_Set task_
Copy each line that contains the string "structured".

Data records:
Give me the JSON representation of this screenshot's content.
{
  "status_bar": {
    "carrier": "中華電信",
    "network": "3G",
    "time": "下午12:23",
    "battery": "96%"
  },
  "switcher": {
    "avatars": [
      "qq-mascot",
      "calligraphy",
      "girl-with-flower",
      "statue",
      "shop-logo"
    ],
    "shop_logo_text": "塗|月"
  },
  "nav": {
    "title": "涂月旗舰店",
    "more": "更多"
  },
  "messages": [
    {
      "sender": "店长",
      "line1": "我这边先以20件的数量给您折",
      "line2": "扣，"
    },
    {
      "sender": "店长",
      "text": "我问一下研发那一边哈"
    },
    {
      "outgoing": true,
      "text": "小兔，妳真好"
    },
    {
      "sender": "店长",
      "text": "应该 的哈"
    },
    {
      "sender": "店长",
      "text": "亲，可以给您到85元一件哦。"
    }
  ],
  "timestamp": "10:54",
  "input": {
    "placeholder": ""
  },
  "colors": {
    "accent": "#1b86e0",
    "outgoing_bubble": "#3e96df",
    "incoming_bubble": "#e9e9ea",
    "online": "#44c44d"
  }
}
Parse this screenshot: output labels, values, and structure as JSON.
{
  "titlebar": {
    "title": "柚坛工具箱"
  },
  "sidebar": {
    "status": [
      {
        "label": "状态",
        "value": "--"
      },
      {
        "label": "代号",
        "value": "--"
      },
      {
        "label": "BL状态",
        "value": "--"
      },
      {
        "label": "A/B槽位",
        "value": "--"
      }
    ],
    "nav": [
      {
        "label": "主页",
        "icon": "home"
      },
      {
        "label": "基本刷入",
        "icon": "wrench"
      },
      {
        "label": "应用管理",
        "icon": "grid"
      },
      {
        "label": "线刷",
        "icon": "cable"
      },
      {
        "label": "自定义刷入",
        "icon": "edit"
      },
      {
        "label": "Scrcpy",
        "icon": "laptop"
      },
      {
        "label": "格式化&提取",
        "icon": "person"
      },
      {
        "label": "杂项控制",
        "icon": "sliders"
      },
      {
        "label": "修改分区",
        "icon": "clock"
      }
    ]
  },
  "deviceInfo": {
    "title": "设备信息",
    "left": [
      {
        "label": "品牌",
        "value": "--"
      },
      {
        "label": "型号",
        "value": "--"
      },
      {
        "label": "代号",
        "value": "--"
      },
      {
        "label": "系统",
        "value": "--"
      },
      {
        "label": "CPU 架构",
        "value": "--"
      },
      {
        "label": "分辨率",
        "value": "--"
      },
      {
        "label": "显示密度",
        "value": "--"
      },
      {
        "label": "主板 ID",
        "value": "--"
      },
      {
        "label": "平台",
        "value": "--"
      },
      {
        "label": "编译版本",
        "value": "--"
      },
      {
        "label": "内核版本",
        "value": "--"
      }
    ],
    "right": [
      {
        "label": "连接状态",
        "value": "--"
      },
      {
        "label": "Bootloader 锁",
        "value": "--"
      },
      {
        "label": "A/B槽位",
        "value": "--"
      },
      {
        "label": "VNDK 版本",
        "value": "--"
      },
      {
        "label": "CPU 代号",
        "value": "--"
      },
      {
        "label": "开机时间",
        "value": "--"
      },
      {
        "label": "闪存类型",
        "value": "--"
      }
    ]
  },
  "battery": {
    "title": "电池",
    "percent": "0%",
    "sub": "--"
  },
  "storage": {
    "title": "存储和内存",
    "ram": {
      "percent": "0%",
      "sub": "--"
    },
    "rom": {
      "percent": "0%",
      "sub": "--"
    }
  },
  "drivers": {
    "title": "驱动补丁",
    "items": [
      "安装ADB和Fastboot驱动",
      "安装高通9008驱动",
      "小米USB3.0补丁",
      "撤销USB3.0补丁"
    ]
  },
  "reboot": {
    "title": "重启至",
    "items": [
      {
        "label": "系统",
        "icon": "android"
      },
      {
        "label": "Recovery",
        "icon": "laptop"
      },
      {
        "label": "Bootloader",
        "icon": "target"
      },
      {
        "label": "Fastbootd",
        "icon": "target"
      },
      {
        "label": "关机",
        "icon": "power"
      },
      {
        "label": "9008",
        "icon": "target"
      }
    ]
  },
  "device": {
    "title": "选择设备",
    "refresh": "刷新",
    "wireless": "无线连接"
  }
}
--
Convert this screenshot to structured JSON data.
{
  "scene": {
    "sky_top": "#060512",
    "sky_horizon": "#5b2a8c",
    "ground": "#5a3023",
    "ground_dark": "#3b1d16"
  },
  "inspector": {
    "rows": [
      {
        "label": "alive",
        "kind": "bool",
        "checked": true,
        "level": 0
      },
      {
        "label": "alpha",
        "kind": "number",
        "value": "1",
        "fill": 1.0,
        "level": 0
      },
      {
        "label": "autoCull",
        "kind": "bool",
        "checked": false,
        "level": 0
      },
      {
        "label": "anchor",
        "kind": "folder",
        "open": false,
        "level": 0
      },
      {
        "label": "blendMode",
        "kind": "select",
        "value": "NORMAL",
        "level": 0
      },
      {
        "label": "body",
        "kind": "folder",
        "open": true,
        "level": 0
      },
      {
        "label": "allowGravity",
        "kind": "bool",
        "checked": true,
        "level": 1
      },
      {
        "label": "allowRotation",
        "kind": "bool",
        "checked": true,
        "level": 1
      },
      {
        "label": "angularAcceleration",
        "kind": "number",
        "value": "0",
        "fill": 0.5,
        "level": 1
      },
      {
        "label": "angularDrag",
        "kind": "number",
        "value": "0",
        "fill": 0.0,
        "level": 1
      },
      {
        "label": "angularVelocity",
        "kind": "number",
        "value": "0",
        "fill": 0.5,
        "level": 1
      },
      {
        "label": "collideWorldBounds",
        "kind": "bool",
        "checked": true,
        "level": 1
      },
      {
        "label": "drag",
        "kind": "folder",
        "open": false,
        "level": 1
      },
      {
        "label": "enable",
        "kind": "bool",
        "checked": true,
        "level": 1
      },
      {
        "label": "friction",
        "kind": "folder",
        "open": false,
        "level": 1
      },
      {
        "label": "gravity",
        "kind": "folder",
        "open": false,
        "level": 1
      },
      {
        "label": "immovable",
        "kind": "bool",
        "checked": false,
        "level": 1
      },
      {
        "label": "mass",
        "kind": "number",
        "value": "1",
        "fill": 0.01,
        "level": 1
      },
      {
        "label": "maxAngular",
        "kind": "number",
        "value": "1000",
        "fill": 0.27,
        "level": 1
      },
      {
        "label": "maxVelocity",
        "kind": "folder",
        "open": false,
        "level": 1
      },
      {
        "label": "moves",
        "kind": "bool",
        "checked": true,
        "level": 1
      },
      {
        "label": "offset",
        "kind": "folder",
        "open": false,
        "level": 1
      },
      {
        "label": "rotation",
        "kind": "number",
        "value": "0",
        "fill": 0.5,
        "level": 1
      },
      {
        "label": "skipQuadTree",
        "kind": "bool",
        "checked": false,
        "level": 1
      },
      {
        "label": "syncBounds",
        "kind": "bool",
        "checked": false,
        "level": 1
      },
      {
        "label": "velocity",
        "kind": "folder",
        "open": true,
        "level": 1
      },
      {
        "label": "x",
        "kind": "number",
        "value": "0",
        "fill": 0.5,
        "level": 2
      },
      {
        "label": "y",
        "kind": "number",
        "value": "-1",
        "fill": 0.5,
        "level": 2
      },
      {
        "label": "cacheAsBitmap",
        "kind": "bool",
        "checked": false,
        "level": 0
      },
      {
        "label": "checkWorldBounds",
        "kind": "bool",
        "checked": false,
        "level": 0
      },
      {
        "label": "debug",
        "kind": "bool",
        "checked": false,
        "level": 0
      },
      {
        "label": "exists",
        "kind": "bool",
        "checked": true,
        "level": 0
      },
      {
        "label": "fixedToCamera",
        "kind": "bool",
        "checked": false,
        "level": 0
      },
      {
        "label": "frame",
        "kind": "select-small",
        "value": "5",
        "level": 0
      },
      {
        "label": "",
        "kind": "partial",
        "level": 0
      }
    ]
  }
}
--
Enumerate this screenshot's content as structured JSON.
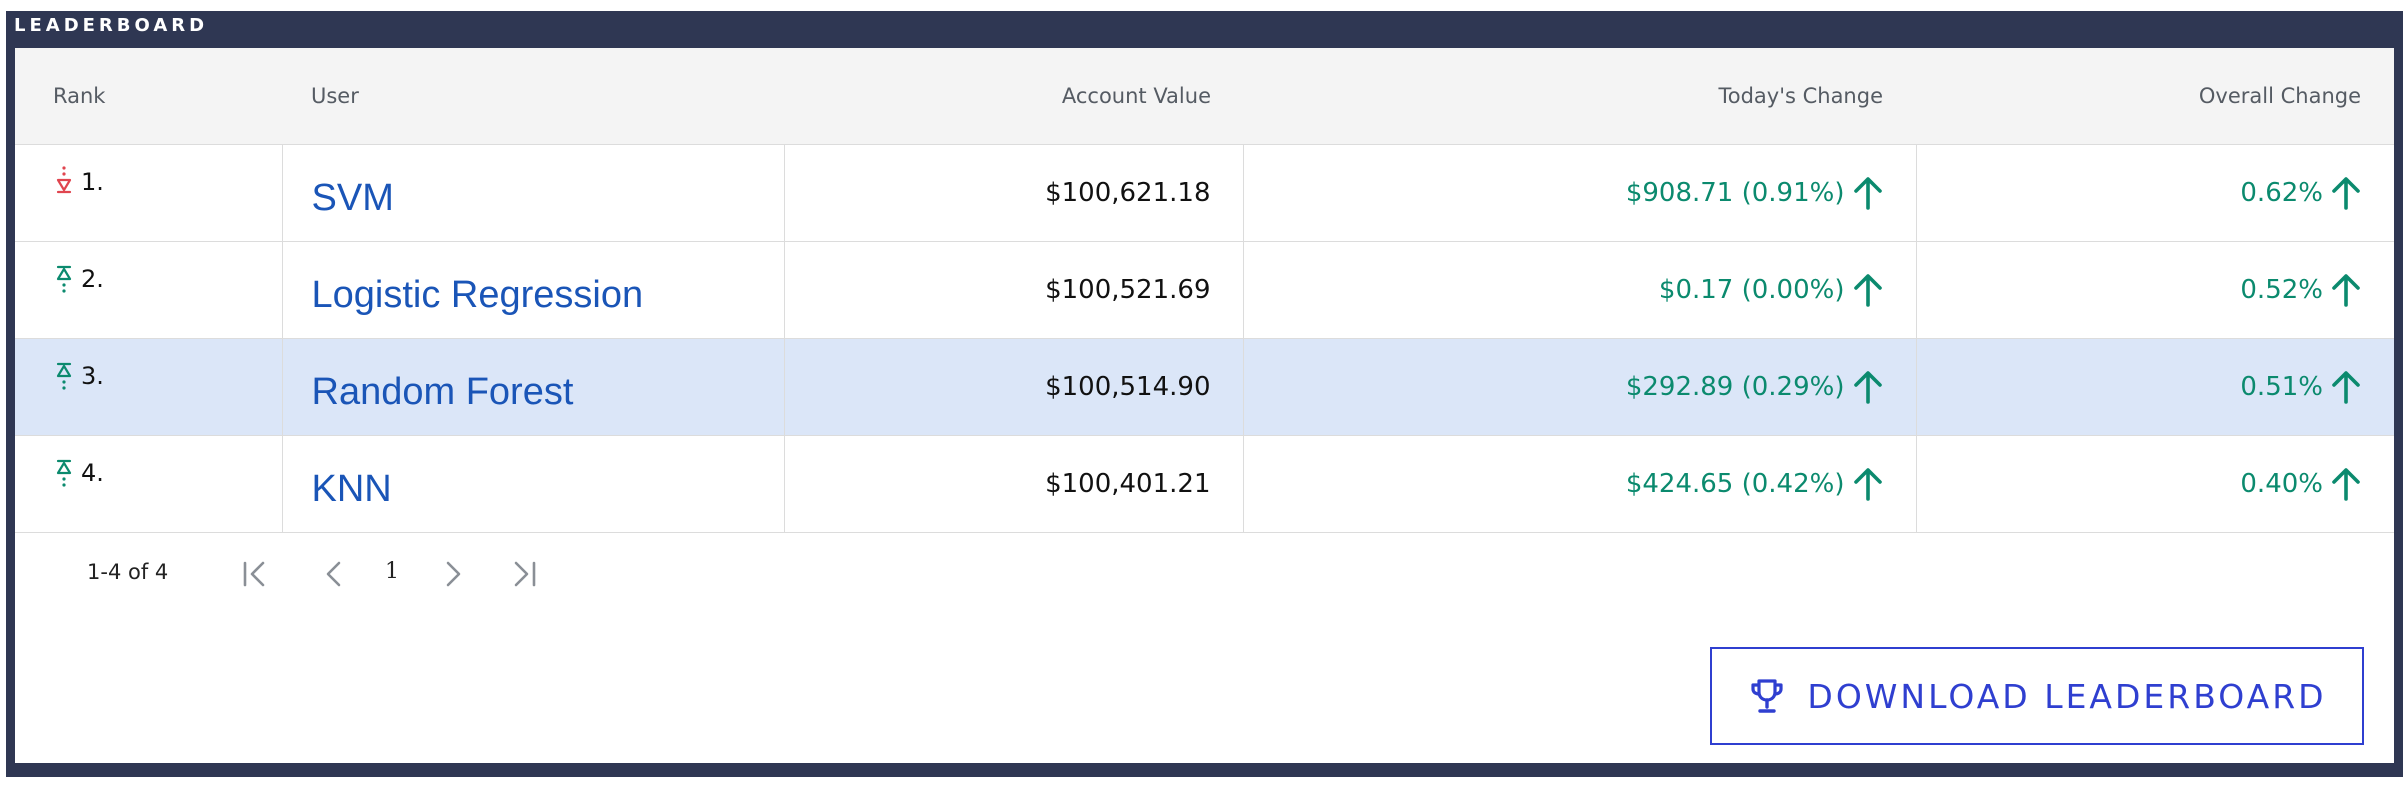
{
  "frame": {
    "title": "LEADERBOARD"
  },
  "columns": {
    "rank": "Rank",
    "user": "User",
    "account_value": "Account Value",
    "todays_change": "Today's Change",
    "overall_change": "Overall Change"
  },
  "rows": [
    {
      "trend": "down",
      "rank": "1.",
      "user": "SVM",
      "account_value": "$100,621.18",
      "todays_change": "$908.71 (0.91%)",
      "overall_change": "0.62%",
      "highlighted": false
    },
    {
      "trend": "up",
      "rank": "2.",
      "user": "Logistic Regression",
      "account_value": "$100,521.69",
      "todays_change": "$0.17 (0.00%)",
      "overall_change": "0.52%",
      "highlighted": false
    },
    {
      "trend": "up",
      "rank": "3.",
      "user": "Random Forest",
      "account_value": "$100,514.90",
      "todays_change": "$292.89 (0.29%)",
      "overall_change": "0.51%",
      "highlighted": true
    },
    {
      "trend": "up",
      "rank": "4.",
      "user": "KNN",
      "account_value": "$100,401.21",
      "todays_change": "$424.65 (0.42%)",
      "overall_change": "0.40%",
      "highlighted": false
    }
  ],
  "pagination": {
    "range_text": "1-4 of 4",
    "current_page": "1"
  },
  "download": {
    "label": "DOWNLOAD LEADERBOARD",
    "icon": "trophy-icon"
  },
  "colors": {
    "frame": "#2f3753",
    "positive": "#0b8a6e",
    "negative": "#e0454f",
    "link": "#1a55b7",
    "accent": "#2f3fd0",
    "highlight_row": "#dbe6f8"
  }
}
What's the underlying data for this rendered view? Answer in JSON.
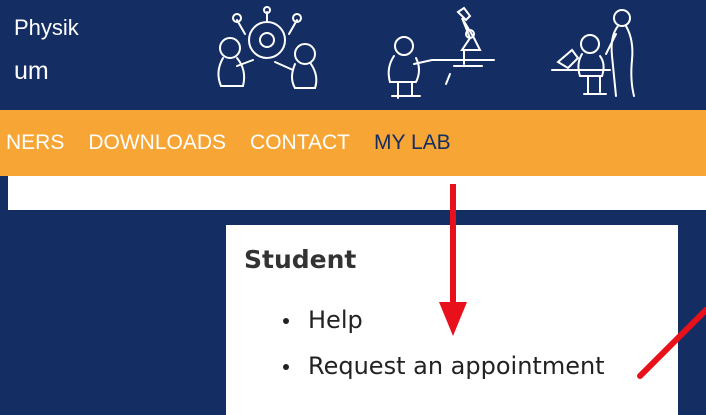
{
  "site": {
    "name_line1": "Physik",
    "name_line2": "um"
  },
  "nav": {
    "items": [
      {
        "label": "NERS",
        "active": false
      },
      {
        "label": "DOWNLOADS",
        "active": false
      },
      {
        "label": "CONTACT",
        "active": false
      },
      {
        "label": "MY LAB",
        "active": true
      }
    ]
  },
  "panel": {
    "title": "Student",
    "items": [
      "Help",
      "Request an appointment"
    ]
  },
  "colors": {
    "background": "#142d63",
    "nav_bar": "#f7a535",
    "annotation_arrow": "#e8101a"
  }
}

_The solution_
Convert this screenshot to structured JSON data.
Enumerate this screenshot's content as structured JSON.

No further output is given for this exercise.